(Element and coordinate entries)
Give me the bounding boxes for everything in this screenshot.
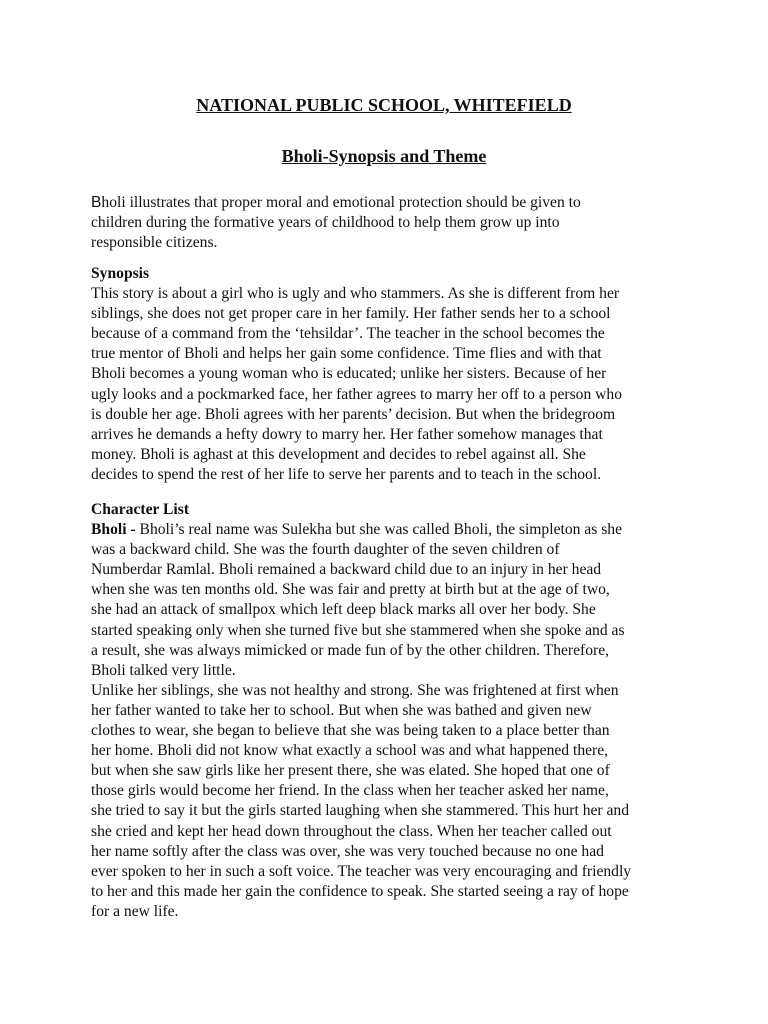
- intro-line: children during the formative years of childhood to help them grow up into: [91, 214, 560, 232]
- character-line: but when she saw girls like her present there, she was elated. She hoped that one of: [91, 762, 610, 780]
- synopsis-line: because of a command from the ‘tehsildar’. The teacher in the school becomes the: [91, 325, 605, 343]
- character-line: she cried and kept her head down throughout the class. When her teacher called out: [91, 822, 612, 840]
- character-line: her father wanted to take her to school. But when she was bathed and given new: [91, 701, 592, 719]
- character-line: those girls would become her friend. In the class when her teacher asked her name,: [91, 782, 609, 800]
- school-title: NATIONAL PUBLIC SCHOOL, WHITEFIELD: [196, 95, 572, 115]
- synopsis-heading: Synopsis: [91, 265, 150, 282]
- character-line: started speaking only when she turned five but she stammered when she spoke and as: [91, 621, 625, 639]
- character-line: when she was ten months old. She was fair and pretty at birth but at the age of two,: [91, 581, 610, 599]
- synopsis-line: This story is about a girl who is ugly and who stammers. As she is different from her: [91, 285, 620, 303]
- synopsis-line: arrives he demands a hefty dowry to marry her. Her father somehow manages that: [91, 425, 603, 443]
- synopsis-line: siblings, she does not get proper care in her family. Her father sends her to a school: [91, 305, 611, 323]
- synopsis-line: true mentor of Bholi and helps her gain some confidence. Time flies and with that: [91, 345, 602, 363]
- intro-line: responsible citizens.: [91, 234, 218, 252]
- character-line: Numberdar Ramlal. Bholi remained a backward child due to an injury in her head: [91, 561, 602, 579]
- character-list-heading: Character List: [91, 501, 190, 518]
- synopsis-line: money. Bholi is aghast at this development and decides to rebel against all. She: [91, 445, 586, 463]
- synopsis-line: is double her age. Bholi agrees with her parents’ decision. But when the bridegroom: [91, 405, 616, 423]
- character-line: she had an attack of smallpox which left deep black marks all over her body. She: [91, 601, 596, 619]
- character-line: her home. Bholi did not know what exactly a school was and what happened there,: [91, 742, 609, 760]
- synopsis-line: decides to spend the rest of her life to serve her parents and to teach in the school.: [91, 465, 602, 483]
- intro-line-text: holi illustrates that proper moral and emotional protection should be given to: [101, 194, 581, 211]
- character-line: was a backward child. She was the fourth daughter of the seven children of: [91, 541, 560, 559]
- intro-paragraph: [91, 193, 691, 253]
- character-line: [91, 520, 691, 540]
- character-line: ever spoken to her in such a soft voice. The teacher was very encouraging and friendly: [91, 862, 632, 880]
- character-line: for a new life.: [91, 902, 179, 920]
- intro-first-letter: B: [91, 194, 102, 211]
- synopsis-section: [91, 264, 691, 485]
- character-line: clothes to wear, she began to believe that she was being taken to a place better than: [91, 722, 610, 740]
- character-line: she tried to say it but the girls started laughing when she stammered. This hurt her and: [91, 802, 630, 820]
- character-line: Bholi talked very little.: [91, 661, 236, 679]
- character-line: to her and this made her gain the confidence to speak. She started seeing a ray of hope: [91, 882, 629, 900]
- synopsis-line: ugly looks and a pockmarked face, her father agrees to marry her off to a person who: [91, 385, 622, 403]
- document-title: Bholi-Synopsis and Theme: [281, 146, 487, 166]
- synopsis-line: Bholi becomes a young woman who is educated; unlike her sisters. Because of her: [91, 365, 607, 383]
- character-line-text: Bholi’s real name was Sulekha but she was called Bholi, the simpleton as she: [135, 521, 622, 539]
- character-list-section: [91, 500, 691, 922]
- character-line: a result, she was always mimicked or made fun of by the other children. Therefore,: [91, 641, 610, 659]
- bholi-label: Bholi -: [91, 521, 136, 539]
- character-line: her name softly after the class was over, she was very touched because no one had: [91, 842, 604, 860]
- intro-line: [91, 193, 691, 213]
- character-line: Unlike her siblings, she was not healthy and strong. She was frightened at first when: [91, 681, 619, 699]
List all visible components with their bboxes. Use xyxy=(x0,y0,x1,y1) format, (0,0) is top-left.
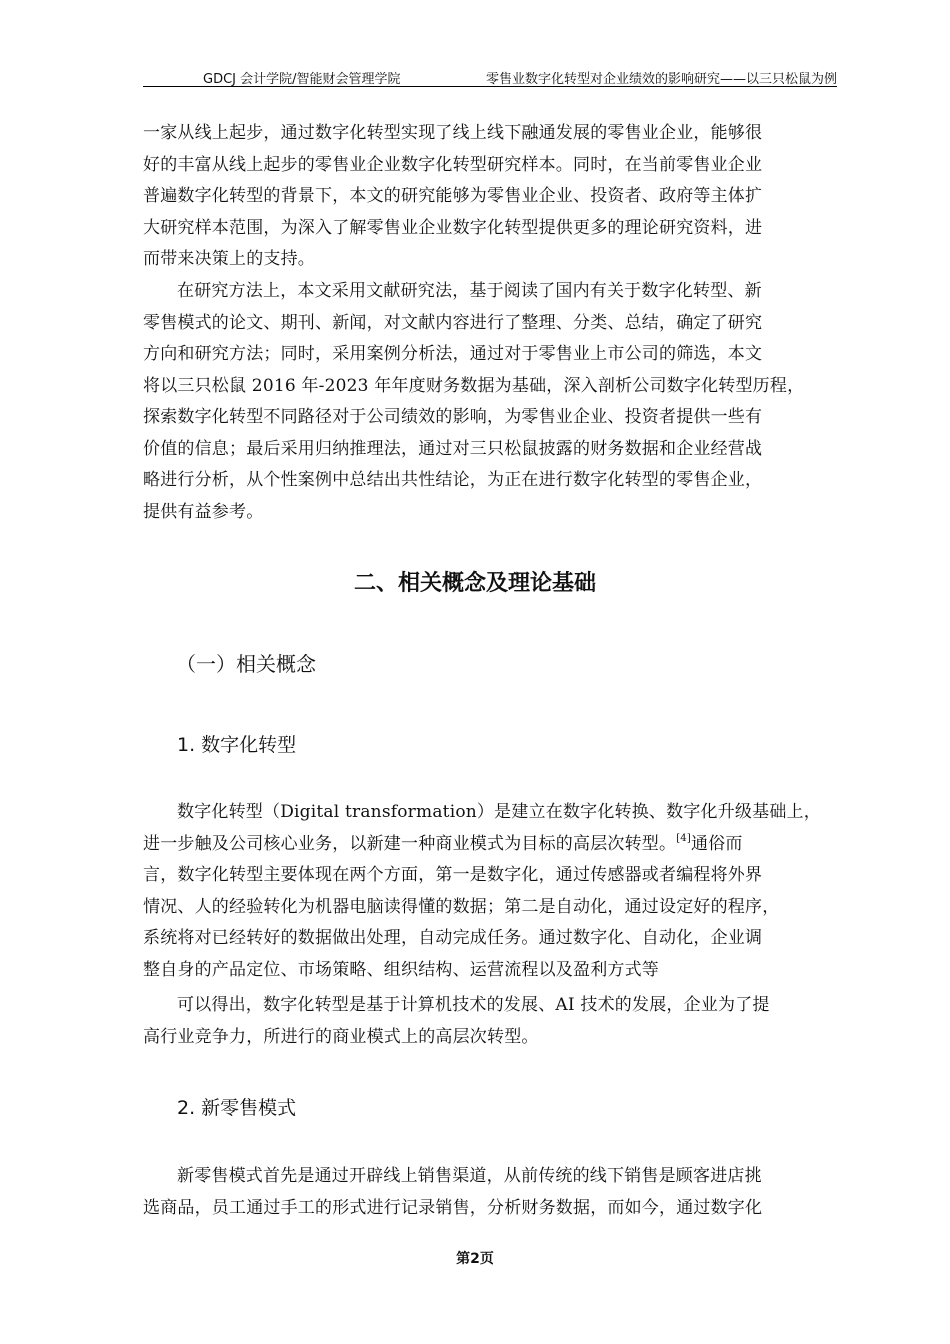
text-line: 在研究方法上，本文采用文献研究法，基于阅读了国内有关于数字化转型、新 xyxy=(177,281,762,301)
paragraph-research-significance xyxy=(143,118,843,276)
heading-new-retail-model: 2. 新零售模式 xyxy=(177,1097,297,1119)
text-line: 而带来决策上的支持。 xyxy=(143,249,315,269)
text-line: 探索数字化转型不同路径对于公司绩效的影响，为零售业企业、投资者提供一些有 xyxy=(143,407,763,427)
text-segment: 进一步触及公司核心业务，以新建一种商业模式为目标的高层次转型。 xyxy=(143,833,677,854)
paragraph-new-retail-model xyxy=(143,1161,843,1224)
text-line: 可以得出，数字化转型是基于计算机技术的发展、AI 技术的发展，企业为了提 xyxy=(177,995,770,1015)
text-line: 大研究样本范围，为深入了解零售业企业数字化转型提供更多的理论研究资料，进 xyxy=(143,217,763,238)
text-line: 言，数字化转型主要体现在两个方面，第一是数字化，通过传感器或者编程将外界 xyxy=(143,865,763,885)
text-line: 新零售模式首先是通过开辟线上销售渠道，从前传统的线下销售是顾客进店挑 xyxy=(177,1166,762,1186)
text-line: 方向和研究方法；同时，采用案例分析法，通过对于零售业上市公司的筛选，本文 xyxy=(143,344,763,364)
text-line: 略进行分析，从个性案例中总结出共性结论，为正在进行数字化转型的零售企业， xyxy=(143,470,763,490)
text-line: 整自身的产品定位、市场策略、组织结构、运营流程以及盈利方式等 xyxy=(143,959,659,980)
citation-reference[interactable]: [4] xyxy=(676,832,691,844)
text-line: 情况、人的经验转化为机器电脑读得懂的数据；第二是自动化，通过设定好的程序， xyxy=(143,896,780,917)
paragraph-digital-transformation-conclusion xyxy=(143,990,843,1053)
text-line: 数字化转型（Digital transformation）是建立在数字化转换、数字化升级基础上， xyxy=(177,802,821,822)
page-number: 第2页 xyxy=(456,1251,494,1267)
text-line: 高行业竞争力，所进行的商业模式上的高层次转型。 xyxy=(143,1026,539,1047)
text-line: 将以三只松鼠 2016 年-2023 年年度财务数据为基础，深入剖析公司数字化转型历程， xyxy=(143,375,805,396)
text-line: 选商品，员工通过手工的形式进行记录销售，分析财务数据，而如今，通过数字化 xyxy=(143,1197,763,1218)
text-segment: 通俗而 xyxy=(690,833,743,854)
subsection-title: （一）相关概念 xyxy=(176,652,316,676)
header-paper-title: 零售业数字化转型对企业绩效的影响研究——以三只松鼠为例 xyxy=(485,72,837,87)
paragraph-digital-transformation-definition xyxy=(143,797,843,986)
header-institution: GDCJ 会计学院/智能财会管理学院 xyxy=(203,72,401,87)
text-line: 提供有益参考。 xyxy=(143,501,264,522)
text-line: 价值的信息；最后采用归纳推理法，通过对三只松鼠披露的财务数据和企业经营战 xyxy=(143,438,763,459)
text-line: 好的丰富从线上起步的零售业企业数字化转型研究样本。同时，在当前零售业企业 xyxy=(143,154,763,175)
text-line: 系统将对已经转好的数据做出处理，自动完成任务。通过数字化、自动化，企业调 xyxy=(143,928,763,948)
text-line: 普遍数字化转型的背景下，本文的研究能够为零售业企业、投资者、政府等主体扩 xyxy=(143,186,763,206)
page-header xyxy=(143,68,837,87)
heading-digital-transformation: 1. 数字化转型 xyxy=(177,734,297,756)
text-line: 一家从线上起步，通过数字化转型实现了线上线下融通发展的零售业企业，能够很 xyxy=(143,123,763,143)
text-line: 零售模式的论文、期刊、新闻，对文献内容进行了整理、分类、总结，确定了研究 xyxy=(143,312,763,333)
section-title: 二、相关概念及理论基础 xyxy=(353,571,596,596)
text-line-with-citation xyxy=(143,829,843,861)
paragraph-research-methods xyxy=(143,276,843,528)
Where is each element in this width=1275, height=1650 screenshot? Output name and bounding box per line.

→ Goal:
Please render the lines from the line with "- intro-line: children" to the line with "- synopsis-line: siblings, she" in the entries above as a JSON list of strings, one string per line, skipping any blank lines.

→ Solution:
[
  "- intro-line: children during the formative years of childhood to help them grow up into: [91, 214, 560, 232]",
  "- character-line: but when she saw girls like her present there, she was elated. She hoped that one of: [91, 762, 610, 780]",
  "- synopsis-line: because of a command from the ‘tehsildar’. The teacher in the school becomes the: [91, 325, 605, 343]",
  "- character-line: she cried and kept her head down throughout the class. When her teacher called out: [91, 822, 612, 840]",
  "- character-line: her father wanted to take her to school. But when she was bathed and given new: [91, 701, 592, 719]",
  "- character-line: those girls would become her friend. In the class when her teacher asked her name,: [91, 782, 609, 800]",
  "- school-title: NATIONAL PUBLIC SCHOOL, WHITEFIELD: [196, 95, 572, 115]",
  "- synopsis-heading: Synopsis: [91, 265, 150, 282]",
  "- character-line: started speaking only when she turned five but she stammered when she spoke and as: [91, 621, 625, 639]",
  "- character-line: when she was ten months old. She was fair and pretty at birth but at the age of two,: [91, 581, 610, 599]",
  "- synopsis-line: This story is about a girl who is ugly and who stammers. As she is different from her: [91, 285, 620, 303]",
  "- synopsis-line: arrives he demands a hefty dowry to marry her. Her father somehow manages that: [91, 425, 603, 443]",
  "- synopsis-line: siblings, she does not get proper care in her family. Her father sends her to a school: [91, 305, 611, 323]"
]